Stored items:
►
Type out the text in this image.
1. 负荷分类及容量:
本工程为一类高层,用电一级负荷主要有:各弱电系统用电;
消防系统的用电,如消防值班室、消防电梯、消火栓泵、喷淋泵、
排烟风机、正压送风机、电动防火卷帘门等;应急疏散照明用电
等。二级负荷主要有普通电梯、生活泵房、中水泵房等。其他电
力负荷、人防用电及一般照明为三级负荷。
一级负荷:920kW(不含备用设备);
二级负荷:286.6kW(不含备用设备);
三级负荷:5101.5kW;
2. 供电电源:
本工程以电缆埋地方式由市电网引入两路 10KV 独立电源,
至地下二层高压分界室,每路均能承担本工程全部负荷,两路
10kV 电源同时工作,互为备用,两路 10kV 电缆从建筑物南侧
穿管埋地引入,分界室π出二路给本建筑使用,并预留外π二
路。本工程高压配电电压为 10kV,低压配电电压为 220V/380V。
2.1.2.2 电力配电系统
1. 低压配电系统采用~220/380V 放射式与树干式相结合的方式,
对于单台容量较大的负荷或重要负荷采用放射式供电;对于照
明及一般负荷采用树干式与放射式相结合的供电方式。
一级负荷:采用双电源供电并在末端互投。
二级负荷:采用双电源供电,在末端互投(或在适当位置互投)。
◄
►
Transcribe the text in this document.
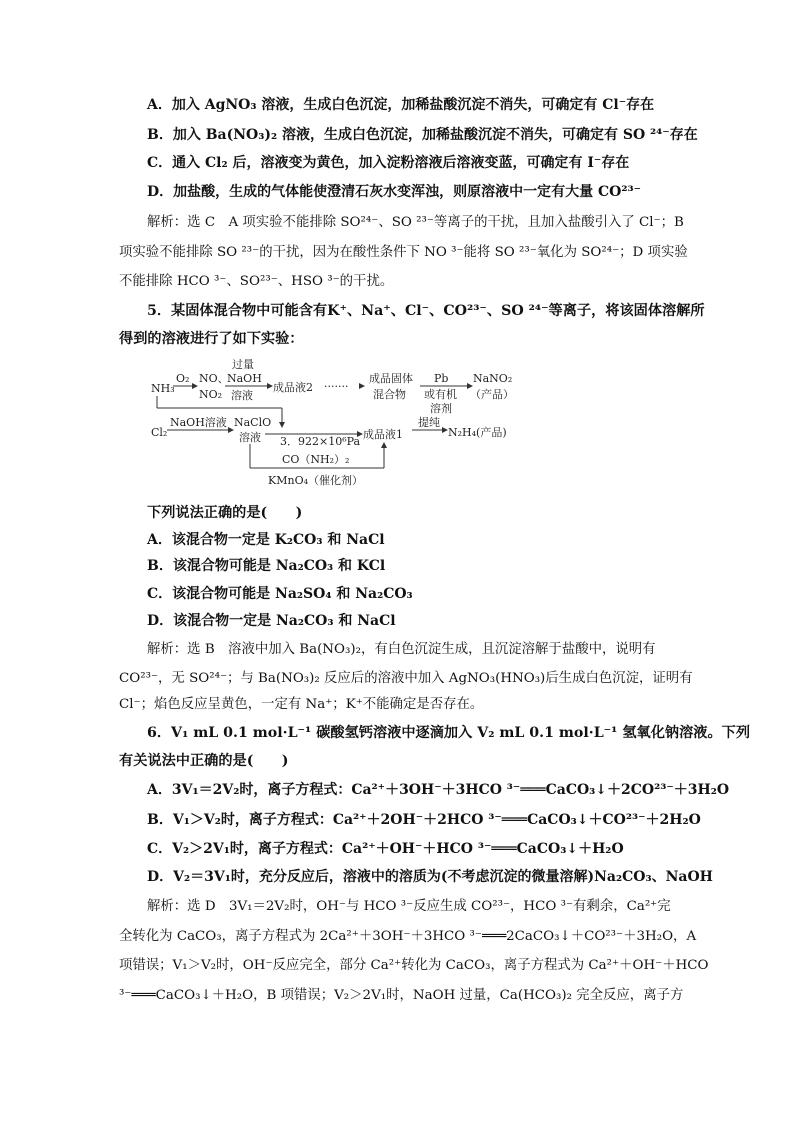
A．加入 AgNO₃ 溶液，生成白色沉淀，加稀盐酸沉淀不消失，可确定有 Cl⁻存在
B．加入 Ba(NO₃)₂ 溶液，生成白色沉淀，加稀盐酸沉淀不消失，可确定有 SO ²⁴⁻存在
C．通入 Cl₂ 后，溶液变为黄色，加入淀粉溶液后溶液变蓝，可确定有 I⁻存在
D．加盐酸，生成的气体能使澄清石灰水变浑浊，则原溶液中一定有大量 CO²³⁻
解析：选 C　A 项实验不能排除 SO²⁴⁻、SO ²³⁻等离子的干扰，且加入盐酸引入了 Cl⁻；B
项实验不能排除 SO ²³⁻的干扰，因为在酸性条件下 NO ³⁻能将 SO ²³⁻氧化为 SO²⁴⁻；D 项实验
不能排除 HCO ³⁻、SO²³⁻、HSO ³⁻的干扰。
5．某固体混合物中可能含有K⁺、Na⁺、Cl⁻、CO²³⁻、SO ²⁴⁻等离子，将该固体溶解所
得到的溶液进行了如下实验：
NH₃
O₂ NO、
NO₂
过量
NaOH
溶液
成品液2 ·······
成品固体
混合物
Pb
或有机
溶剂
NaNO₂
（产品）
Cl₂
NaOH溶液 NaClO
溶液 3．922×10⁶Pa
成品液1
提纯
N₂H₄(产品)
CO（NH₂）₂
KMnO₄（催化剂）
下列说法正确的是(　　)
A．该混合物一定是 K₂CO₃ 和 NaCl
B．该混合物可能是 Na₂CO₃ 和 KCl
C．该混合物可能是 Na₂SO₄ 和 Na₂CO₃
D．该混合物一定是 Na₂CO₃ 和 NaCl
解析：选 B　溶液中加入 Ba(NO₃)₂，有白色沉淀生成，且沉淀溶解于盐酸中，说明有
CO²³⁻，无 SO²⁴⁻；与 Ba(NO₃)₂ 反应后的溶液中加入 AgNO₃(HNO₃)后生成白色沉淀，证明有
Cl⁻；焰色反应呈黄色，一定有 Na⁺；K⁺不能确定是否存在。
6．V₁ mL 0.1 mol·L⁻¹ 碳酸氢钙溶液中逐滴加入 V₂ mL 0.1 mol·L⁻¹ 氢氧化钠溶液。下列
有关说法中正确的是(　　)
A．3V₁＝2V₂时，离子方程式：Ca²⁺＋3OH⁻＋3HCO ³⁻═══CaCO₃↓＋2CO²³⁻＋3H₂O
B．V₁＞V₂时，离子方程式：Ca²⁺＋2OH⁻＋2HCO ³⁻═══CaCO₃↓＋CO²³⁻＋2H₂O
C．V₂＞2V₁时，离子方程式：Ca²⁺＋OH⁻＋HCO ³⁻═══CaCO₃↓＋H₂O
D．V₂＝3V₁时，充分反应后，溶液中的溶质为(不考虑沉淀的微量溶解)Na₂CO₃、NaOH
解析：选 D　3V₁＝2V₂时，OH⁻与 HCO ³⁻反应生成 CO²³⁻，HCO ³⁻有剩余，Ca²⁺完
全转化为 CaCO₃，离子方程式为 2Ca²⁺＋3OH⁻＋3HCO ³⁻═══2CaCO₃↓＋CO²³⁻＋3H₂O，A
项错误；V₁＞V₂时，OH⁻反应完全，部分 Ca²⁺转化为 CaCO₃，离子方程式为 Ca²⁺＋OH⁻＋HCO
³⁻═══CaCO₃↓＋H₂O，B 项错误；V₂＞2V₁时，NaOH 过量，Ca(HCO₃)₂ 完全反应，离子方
◄
TASK DESCRIPTION:
Report back each line of the entries that holds the string "CaCO₃".

SOLVED PROBLEM:
A．3V₁＝2V₂时，离子方程式：Ca²⁺＋3OH⁻＋3HCO ³⁻═══CaCO₃↓＋2CO²³⁻＋3H₂O
B．V₁＞V₂时，离子方程式：Ca²⁺＋2OH⁻＋2HCO ³⁻═══CaCO₃↓＋CO²³⁻＋2H₂O
C．V₂＞2V₁时，离子方程式：Ca²⁺＋OH⁻＋HCO ³⁻═══CaCO₃↓＋H₂O
全转化为 CaCO₃，离子方程式为 2Ca²⁺＋3OH⁻＋3HCO ³⁻═══2CaCO₃↓＋CO²³⁻＋3H₂O，A
项错误；V₁＞V₂时，OH⁻反应完全，部分 Ca²⁺转化为 CaCO₃，离子方程式为 Ca²⁺＋OH⁻＋HCO
³⁻═══CaCO₃↓＋H₂O，B 项错误；V₂＞2V₁时，NaOH 过量，Ca(HCO₃)₂ 完全反应，离子方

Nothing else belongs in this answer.